Data to process
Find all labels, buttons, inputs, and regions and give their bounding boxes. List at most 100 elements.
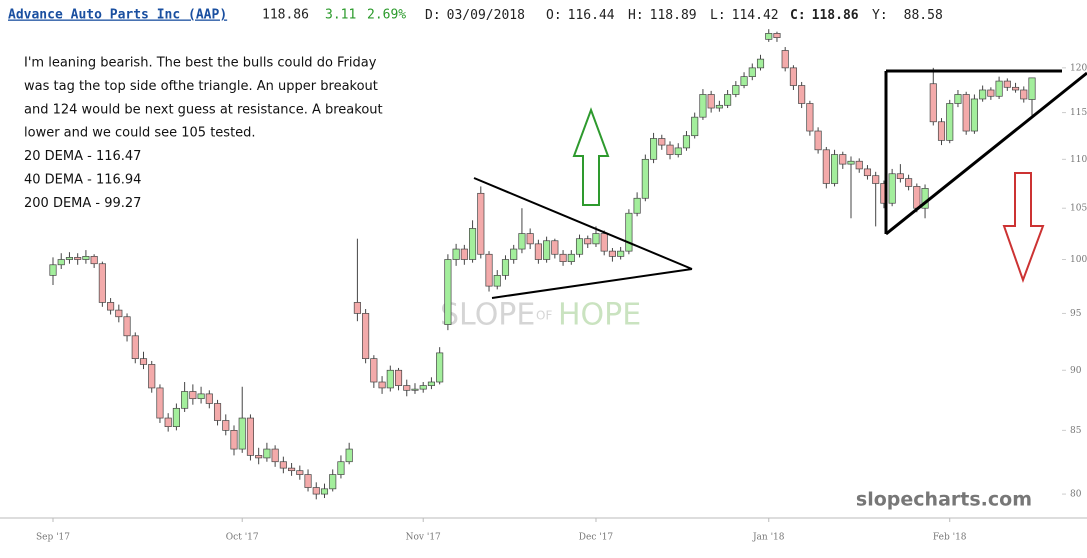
candle-body [724,94,732,106]
candle-body [1003,80,1011,88]
y-tick-label: 110 [1070,155,1087,165]
candle-body [403,385,411,391]
candle-body [189,391,197,400]
candle-body [765,33,773,40]
quote-value: 118.86 [812,8,859,23]
quote-label: L: [710,8,726,23]
candle-body [411,388,419,391]
candle-body [65,257,74,260]
ticker-link[interactable]: Advance Auto Parts Inc (AAP) [8,8,227,23]
quote-label: H: [628,8,644,23]
quote-value: 116.44 [568,8,615,23]
candle-body [954,94,962,104]
annotation-line: 20 DEMA - 116.47 [24,149,141,164]
candle-body [296,470,304,475]
candle-body [847,160,855,165]
candle-body [641,158,649,199]
quote-item: L: 114.42 [710,8,779,23]
candle-body [444,259,452,325]
candle-body [937,121,946,141]
candle-body [329,474,337,490]
candle-body [658,138,666,146]
arrow-up [572,107,610,206]
candle-body [156,387,164,419]
candle-body [90,256,98,265]
candle-body [633,197,641,214]
candle-body [608,250,616,257]
quote-item: H: 118.89 [628,8,697,23]
x-tick-label: Sep '17 [36,533,70,543]
candle-body [872,175,880,184]
change-pct: 2.69% [367,8,406,23]
change: 3.11 [325,8,356,23]
candle-body [460,248,468,260]
candle-body [946,103,954,141]
candle-body [551,240,559,255]
candle-body [748,67,756,78]
candle-body [320,488,329,495]
candle-body [674,147,682,155]
candle-body [534,243,542,260]
candle-body [353,302,361,314]
annotation-line: and 124 would be next guess at resistanc… [24,102,383,117]
candle-body [543,240,551,260]
candle-body [107,302,115,311]
candle-body [567,253,575,262]
candle-body [806,103,814,132]
candle-body [510,248,518,260]
candle-body [896,173,904,179]
x-tick-label: Feb '18 [933,533,967,543]
candle-body [839,154,847,165]
candle-body [337,461,345,475]
candle-body [394,369,403,386]
candle-body [732,85,740,95]
candle-body [362,313,370,359]
candle-body [707,94,715,109]
candle-body [485,253,493,287]
candle-body [575,238,584,255]
candle-body [650,138,658,160]
watermark-text: HOPE [558,298,641,333]
x-tick-label: Dec '17 [579,533,614,543]
annotation-line: was tag the top side ofthe triangle. An … [24,79,378,94]
candle-body [995,80,1003,97]
candle-body [617,250,625,257]
candle-body [987,89,995,97]
candle-body [312,487,320,495]
quote-value: 114.42 [732,8,779,23]
candle-body [962,94,970,132]
quote-value: 118.89 [650,8,697,23]
candle-body [304,474,312,488]
candle-body [863,168,872,177]
candle-body [345,448,353,463]
candle-body [131,335,139,359]
quote-label: C: [790,8,806,23]
candle-body [715,104,723,109]
quote-label: O: [546,8,562,23]
drawings [473,69,1087,299]
y-tick-label: 95 [1070,309,1082,319]
candle-body [427,381,435,386]
candle-body [172,407,180,427]
y-tick-label: 85 [1070,426,1082,436]
candle-body [378,381,386,389]
candles: 80 85 90 95 100 105 110 115 120 Sep '17 Oct '17 Nov… [36,29,1087,543]
candle-body [139,358,148,365]
annotation: I'm leaning bearish. The best the bulls … [24,56,383,211]
quote-label: D: [425,8,441,23]
watermark: SLOPE OF HOPE [440,298,641,333]
annotation-line: I'm leaning bearish. The best the bulls … [24,56,377,71]
candle-body [271,448,279,463]
y-tick-label: 100 [1070,255,1087,265]
candle-body [979,89,987,100]
y-tick-label: 115 [1070,108,1087,118]
annotation-line: 40 DEMA - 116.94 [24,173,141,188]
candle-body [148,364,156,389]
candle-body [230,429,238,450]
candle-body [1028,77,1036,100]
quote-item: O: 116.44 [546,8,615,23]
candle-body [625,212,633,252]
candle-body [773,33,781,38]
candle-body [822,149,830,184]
y-tick-label: 120 [1070,63,1087,73]
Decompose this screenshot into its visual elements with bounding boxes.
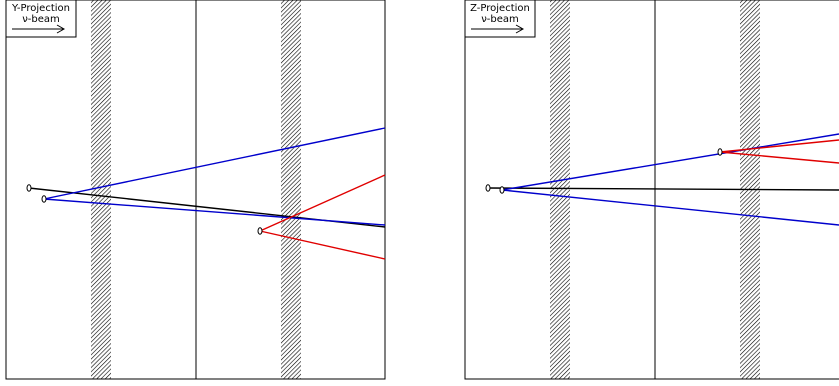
vertex-marker-icon xyxy=(257,227,263,235)
y-projection-panel: Y-Projection ν-beam xyxy=(5,0,386,380)
projection-label-box: Z-Projection ν-beam xyxy=(464,0,536,38)
absorber-layer xyxy=(550,0,570,379)
projection-label-box: Y-Projection ν-beam xyxy=(5,0,77,38)
vertex-marker-icon xyxy=(41,195,47,203)
blue-track xyxy=(501,189,839,226)
projection-label: Z-Projection xyxy=(470,3,530,14)
beam-direction-arrow-icon xyxy=(12,24,66,34)
vertex-marker-icon xyxy=(717,148,723,156)
beam-label: ν-beam xyxy=(22,14,60,25)
absorber-layer xyxy=(281,0,301,379)
red-track xyxy=(719,151,839,164)
absorber-layer xyxy=(91,0,111,379)
projection-label: Y-Projection xyxy=(11,3,70,14)
vertex-marker-icon xyxy=(485,184,491,192)
beam-label: ν-beam xyxy=(481,14,519,25)
z-projection-panel: Z-Projection ν-beam xyxy=(464,0,839,380)
blue-track xyxy=(43,198,386,226)
red-track xyxy=(259,230,386,260)
red-track xyxy=(259,174,386,232)
red-track xyxy=(719,139,839,153)
blue-track xyxy=(501,133,839,191)
vertex-marker-icon xyxy=(26,184,32,192)
beam-direction-arrow-icon xyxy=(471,24,525,34)
vertex-marker-icon xyxy=(499,186,505,194)
primary-track xyxy=(487,187,839,191)
blue-track xyxy=(43,127,386,200)
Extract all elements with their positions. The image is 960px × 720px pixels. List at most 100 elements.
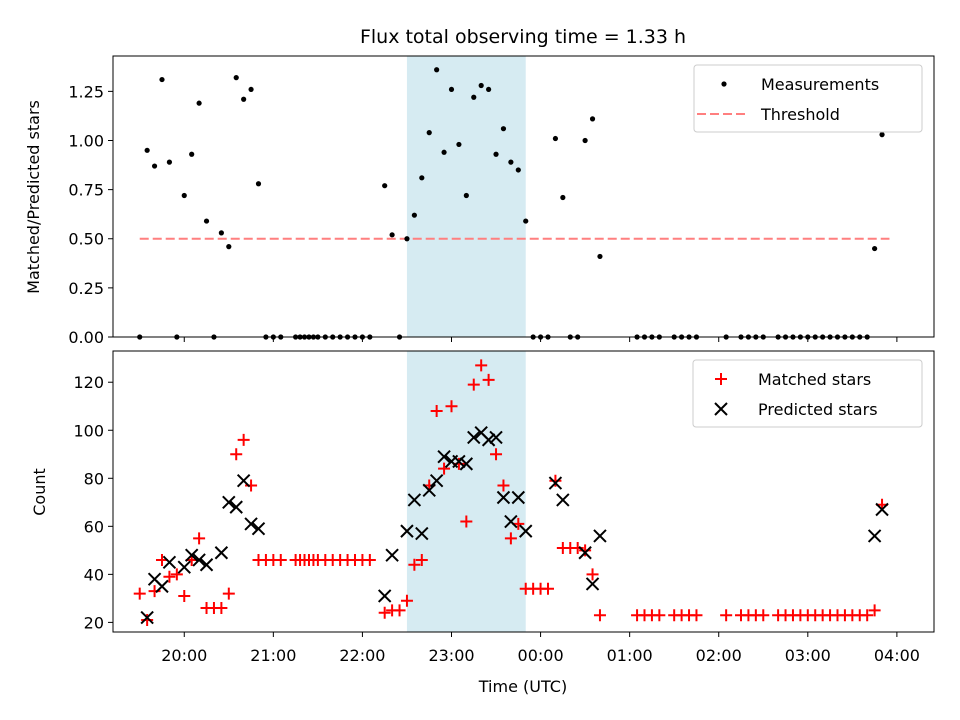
bottom-x-axis: 20:00 21:00 22:00 23:00 00:00 01:00 02:00 03:00… <box>161 632 920 665</box>
matched-star-point <box>482 373 495 386</box>
legend-predicted-label: Predicted stars <box>758 400 878 419</box>
measurement-point <box>523 218 529 224</box>
measurement-points <box>137 67 885 340</box>
predicted-star-point <box>415 526 429 541</box>
predicted-points <box>140 425 889 625</box>
predicted-star-point <box>556 493 570 507</box>
measurement-point <box>478 82 484 89</box>
measurement-point <box>589 116 596 122</box>
predicted-star-point <box>162 555 177 570</box>
measurement-point <box>233 75 239 81</box>
predicted-star-point <box>585 577 600 591</box>
matched-star-point <box>460 515 473 528</box>
predicted-star-point <box>593 529 607 543</box>
measurement-point <box>218 230 224 236</box>
y-tick-label: 80 <box>84 469 104 488</box>
matched-star-point <box>430 405 443 418</box>
measurement-point <box>404 236 410 242</box>
x-tick-label: 00:00 <box>518 646 564 665</box>
measurement-point <box>226 244 232 250</box>
x-tick-label: 22:00 <box>339 646 385 665</box>
predicted-star-point <box>184 548 199 562</box>
predicted-star-point <box>496 490 511 505</box>
y-tick-label: 1.25 <box>68 82 104 101</box>
x-tick-label: 23:00 <box>428 646 474 665</box>
predicted-star-point <box>192 553 206 567</box>
measurement-point <box>255 181 262 187</box>
measurement-point <box>486 86 492 93</box>
matched-star-point <box>475 359 488 372</box>
measurement-point <box>441 149 447 155</box>
bottom-y-axis: 20 40 60 80 100 120 <box>73 373 113 632</box>
predicted-star-point <box>251 522 266 536</box>
y-tick-label: 20 <box>84 613 104 632</box>
predicted-star-point <box>429 473 444 488</box>
predicted-star-point <box>511 490 526 505</box>
matched-star-point <box>274 553 287 566</box>
matched-star-point <box>593 609 606 622</box>
predicted-star-point <box>459 457 474 471</box>
predicted-star-point <box>467 430 481 445</box>
matched-star-point <box>163 570 176 583</box>
measurement-point <box>508 159 514 165</box>
y-tick-label: 0.75 <box>68 181 104 200</box>
matched-star-point <box>445 400 458 413</box>
measurement-point <box>151 163 158 169</box>
bottom-legend-box <box>692 359 923 428</box>
measurement-point <box>203 218 210 224</box>
measurement-point <box>382 183 388 189</box>
measurement-point <box>166 159 173 165</box>
predicted-star-point <box>236 473 251 488</box>
measurement-point <box>144 147 150 153</box>
measurement-point <box>493 151 499 157</box>
measurement-point <box>434 67 440 73</box>
x-axis-label: Time (UTC) <box>478 677 567 696</box>
matched-star-point <box>438 462 451 475</box>
predicted-star-point <box>504 514 518 529</box>
matched-star-point <box>178 589 191 602</box>
matched-star-point <box>690 609 703 622</box>
predicted-star-point <box>214 546 229 560</box>
top-plot-frame <box>112 55 935 338</box>
predicted-star-point <box>229 500 243 514</box>
predicted-star-point <box>489 430 503 445</box>
matched-star-point <box>490 448 503 461</box>
matched-star-point <box>467 378 480 391</box>
measurement-point <box>560 194 566 201</box>
measurement-point <box>463 192 469 199</box>
predicted-star-point <box>407 493 422 507</box>
measurement-point <box>389 232 395 238</box>
measurement-point <box>241 96 247 102</box>
legend-threshold-label: Threshold <box>760 105 840 124</box>
matched-star-point <box>586 568 599 581</box>
matched-star-point <box>415 553 428 566</box>
top-panel: 0.00 0.25 0.50 0.75 1.00 1.25 Matched/Predict… <box>24 55 935 347</box>
y-tick-label: 0.50 <box>68 230 104 249</box>
matched-star-point <box>245 479 258 492</box>
predicted-star-point <box>437 449 451 464</box>
matched-star-point <box>133 587 146 600</box>
measurement-point <box>181 192 187 199</box>
measurement-point <box>582 137 588 144</box>
top-y-axis-label: Matched/Predicted stars <box>24 100 43 294</box>
measurement-point <box>159 76 165 83</box>
measurement-point <box>448 86 455 93</box>
matched-star-point <box>541 582 554 595</box>
predicted-star-point <box>548 476 563 490</box>
bottom-plot-frame <box>112 350 935 633</box>
legend-predicted-marker <box>714 402 728 416</box>
top-legend: Measurements Threshold <box>693 64 923 133</box>
x-tick-label: 20:00 <box>161 646 207 665</box>
predicted-star-point <box>385 548 399 562</box>
matched-star-point <box>378 606 391 619</box>
matched-star-point <box>757 609 770 622</box>
y-tick-label: 60 <box>84 517 104 536</box>
measurement-point <box>500 126 507 132</box>
matched-star-point <box>497 479 510 492</box>
x-tick-label: 04:00 <box>874 646 920 665</box>
legend-measurements-label: Measurements <box>761 75 879 94</box>
legend-measurements-marker <box>721 81 727 87</box>
measurement-point <box>248 86 254 93</box>
predicted-star-point <box>400 524 414 538</box>
matched-star-point <box>408 558 421 571</box>
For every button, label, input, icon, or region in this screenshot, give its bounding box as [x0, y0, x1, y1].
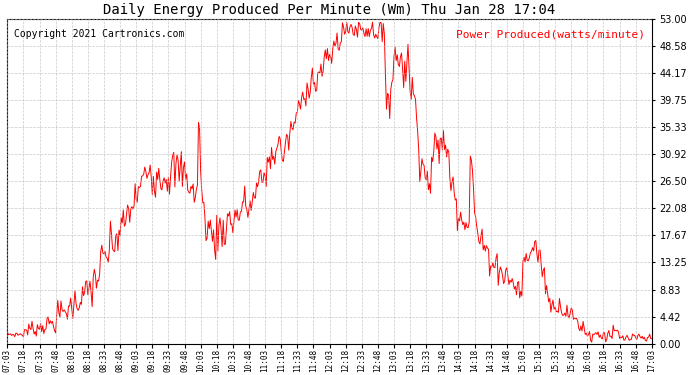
- Text: Power Produced(watts/minute): Power Produced(watts/minute): [456, 29, 645, 39]
- Title: Daily Energy Produced Per Minute (Wm) Thu Jan 28 17:04: Daily Energy Produced Per Minute (Wm) Th…: [104, 3, 555, 17]
- Text: Copyright 2021 Cartronics.com: Copyright 2021 Cartronics.com: [14, 29, 184, 39]
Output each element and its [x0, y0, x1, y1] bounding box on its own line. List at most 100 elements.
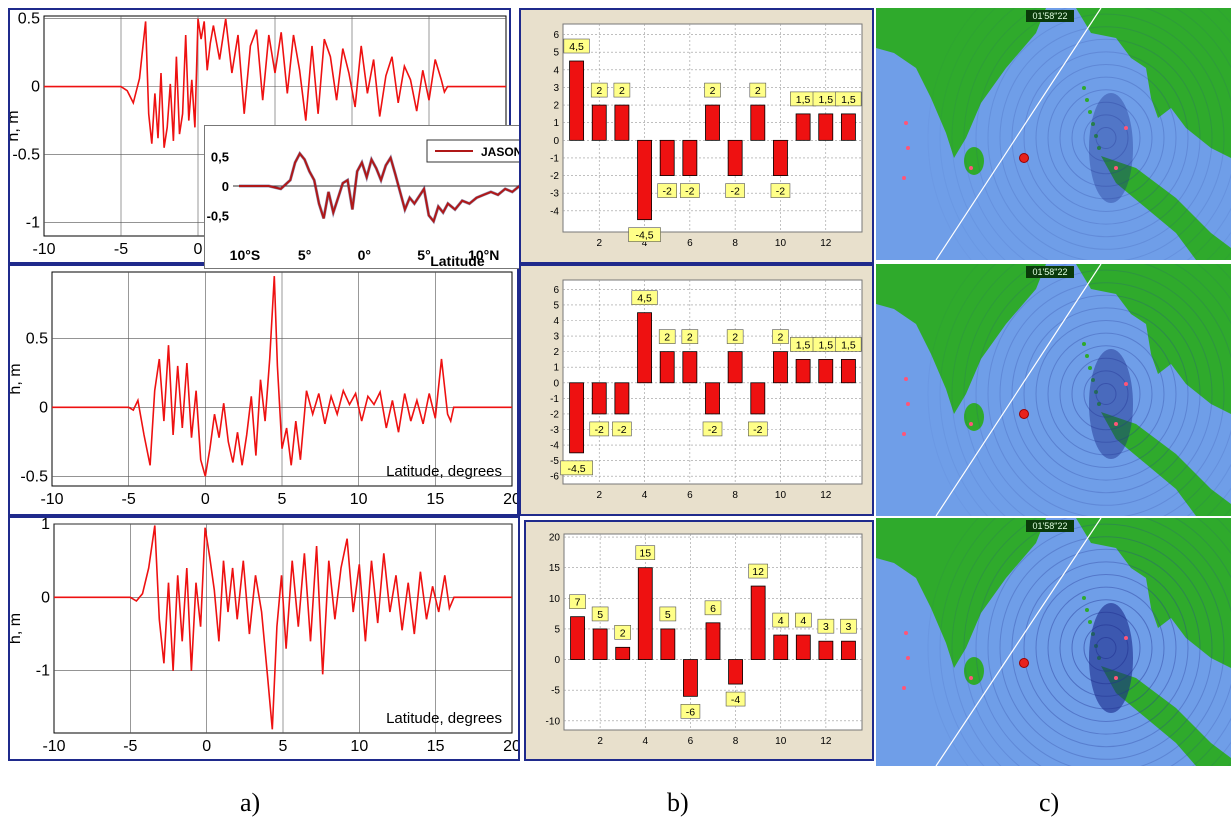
wave-ring — [1023, 307, 1189, 481]
satellite-track — [935, 263, 1102, 517]
inset-x-axis-label: Latitude — [430, 253, 485, 268]
bar-value-label: 1,5 — [841, 339, 856, 351]
y-tick-label: 0 — [553, 378, 559, 389]
y-tick-label: 6 — [553, 285, 559, 296]
y-tick-label: 3 — [553, 332, 559, 343]
wave-ring — [999, 536, 1213, 760]
tsunami-map-1: 01'58"22 — [876, 0, 1231, 313]
india-landmass — [876, 518, 1046, 668]
southeast-asia-landmass — [1076, 264, 1231, 414]
wave-ring — [1023, 51, 1189, 225]
bar-value-label: -2 — [685, 186, 694, 198]
line-chart-a2: -10 -5 0 5 10 15 20 -0.5 0 0.5 h, m Latitude, degre… — [7, 271, 521, 508]
bar-value-label: 1,5 — [841, 94, 856, 106]
wave-front — [1089, 603, 1133, 713]
x-tick-label: 0 — [202, 738, 211, 755]
india-landmass — [876, 8, 1046, 158]
bar-value-label-box — [635, 545, 656, 560]
andaman-island — [1085, 98, 1089, 102]
wave-ring — [1047, 332, 1165, 456]
bar-value-label-box — [835, 91, 862, 107]
bar-value-label: -2 — [708, 424, 717, 436]
bar-value-label-box — [702, 421, 723, 437]
time-readout-bg — [1026, 10, 1074, 22]
bar-value-label: 1,5 — [818, 339, 833, 351]
map-image-1: 01'58"22 — [876, 0, 1231, 313]
andaman-island — [1091, 378, 1095, 382]
x-tick-label: 10 — [350, 491, 368, 508]
x-tick-label: 10 — [775, 736, 787, 747]
bar-value-label-box — [591, 606, 609, 622]
bar-value-label-box — [560, 460, 593, 476]
bar — [705, 622, 721, 660]
andaman-island — [1085, 354, 1089, 358]
y-tick-label: -1 — [550, 394, 559, 405]
bar-value-label: 4 — [778, 615, 784, 627]
caption-a: a) — [240, 788, 261, 817]
y-tick-label: -4 — [550, 206, 559, 217]
bar — [637, 139, 652, 221]
time-readout-bg — [1026, 266, 1074, 278]
y-tick-label: 1 — [41, 518, 50, 533]
y-tick-label: -0.5 — [20, 468, 48, 485]
bar-value-label: 2 — [619, 85, 625, 97]
chart-panel-b1: -4 -3 -2 -1 0 1 2 3 4 5 6 2 4 6 8 10 12 4,5 2 2 -4,5 -2 -2 2 -2 2… — [519, 8, 874, 264]
y-tick-label: 2 — [553, 101, 559, 112]
y-tick-label: 5 — [553, 300, 559, 311]
bar-value-label-box — [659, 606, 677, 622]
y-tick-label: 5 — [554, 624, 560, 635]
bar — [728, 659, 743, 685]
tide-gauge-dot — [906, 146, 910, 150]
tide-gauge-dot — [906, 402, 910, 406]
x-tick-label: 20 — [503, 738, 518, 755]
wave-ring — [1059, 345, 1153, 443]
x-tick-label: 12 — [820, 238, 832, 249]
bar — [795, 359, 811, 384]
bar-value-label-box — [657, 183, 677, 198]
x-tick-label: 4 — [642, 238, 648, 249]
tide-gauge-dot — [902, 686, 906, 690]
x-tick-label: 6 — [687, 238, 693, 249]
bar-value-label: 2 — [620, 627, 626, 639]
wave-front — [1089, 93, 1133, 203]
wave-ring — [1047, 76, 1165, 200]
bar — [840, 359, 856, 384]
wave-ring — [1035, 320, 1177, 468]
bar-value-label-box — [749, 82, 767, 98]
x-tick-label: 4 — [642, 736, 648, 747]
tide-gauge-dot — [969, 676, 973, 680]
bar — [570, 616, 585, 660]
bar-value-label: -4,5 — [568, 463, 586, 475]
bar-value-label-box — [614, 625, 631, 640]
bar — [682, 139, 698, 176]
x-tick-label: 10 — [350, 738, 368, 755]
data-series-line — [44, 18, 506, 148]
wave-ring — [1011, 548, 1201, 748]
bar-value-label: 15 — [639, 548, 651, 560]
bar-value-label: -6 — [686, 706, 695, 718]
bar-value-label-box — [704, 82, 721, 98]
tide-gauge-dot — [969, 166, 973, 170]
bar — [818, 640, 834, 660]
tide-gauge-dot — [969, 422, 973, 426]
data-series-line — [54, 525, 512, 730]
y-tick-label: 1 — [553, 118, 559, 129]
x-tick-label: 12 — [820, 736, 832, 747]
bar-value-label-box — [725, 183, 745, 198]
x-axis-label: Latitude, degrees — [386, 710, 502, 727]
bar-value-label: -2 — [617, 424, 626, 436]
inset-y-tick-label: 0,5 — [211, 150, 229, 165]
bar-value-label: 4,5 — [569, 41, 584, 53]
y-tick-label: -10 — [546, 716, 561, 727]
y-tick-label: -5 — [550, 456, 559, 467]
bar — [773, 634, 789, 660]
bar — [773, 139, 788, 176]
bar-value-label-box — [726, 329, 744, 344]
wave-ring — [1023, 561, 1189, 735]
bar-value-label: 2 — [732, 332, 738, 344]
bar-value-label: 3 — [823, 621, 829, 633]
inset-x-tick-label: 5° — [298, 247, 311, 263]
y-tick-label: 10 — [549, 594, 561, 605]
bar-value-label-box — [772, 612, 790, 628]
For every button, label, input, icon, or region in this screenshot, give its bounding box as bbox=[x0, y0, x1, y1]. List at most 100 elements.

Exercise description
Copy out the lines of the records that begin with the line containing "wave-ring — [1023, 307, 1189, 481]" and end with the line containing "wave-ring — [999, 536, 1213, 760]", both included, keeping each line unchanged.

The result
wave-ring — [1023, 307, 1189, 481]
satellite-track — [935, 263, 1102, 517]
inset-x-axis-label: Latitude — [430, 253, 485, 268]
bar-value-label: 1,5 — [841, 339, 856, 351]
y-tick-label: 0 — [553, 378, 559, 389]
y-tick-label: 6 — [553, 285, 559, 296]
y-tick-label: 3 — [553, 332, 559, 343]
wave-ring — [999, 536, 1213, 760]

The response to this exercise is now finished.